Extracts from a graphics dataset:
┄┄┄┄┄┄┄┄┄┄
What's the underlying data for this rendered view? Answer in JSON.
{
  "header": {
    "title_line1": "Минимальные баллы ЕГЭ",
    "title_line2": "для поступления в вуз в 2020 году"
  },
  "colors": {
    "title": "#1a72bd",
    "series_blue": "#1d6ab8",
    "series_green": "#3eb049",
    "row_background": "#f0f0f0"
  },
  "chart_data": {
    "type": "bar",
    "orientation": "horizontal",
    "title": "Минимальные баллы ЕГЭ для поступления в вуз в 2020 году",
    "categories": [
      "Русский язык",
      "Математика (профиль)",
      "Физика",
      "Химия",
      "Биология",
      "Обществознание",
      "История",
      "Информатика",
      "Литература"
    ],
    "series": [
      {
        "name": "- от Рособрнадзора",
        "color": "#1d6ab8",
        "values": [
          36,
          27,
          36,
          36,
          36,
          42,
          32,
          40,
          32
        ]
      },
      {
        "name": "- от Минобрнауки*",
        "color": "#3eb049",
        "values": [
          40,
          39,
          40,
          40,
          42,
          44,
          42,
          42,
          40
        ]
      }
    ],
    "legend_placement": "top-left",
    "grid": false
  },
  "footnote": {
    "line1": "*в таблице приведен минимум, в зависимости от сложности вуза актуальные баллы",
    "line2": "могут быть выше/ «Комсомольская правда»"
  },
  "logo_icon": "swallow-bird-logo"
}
┄┄┄┄┄┄┄┄┄┄
--- Task description ---
Within the listing above, copy each line that has the string "name".

--- Answer ---
        "name": "- от Рособрнадзора",
        "name": "- от Минобрнауки*",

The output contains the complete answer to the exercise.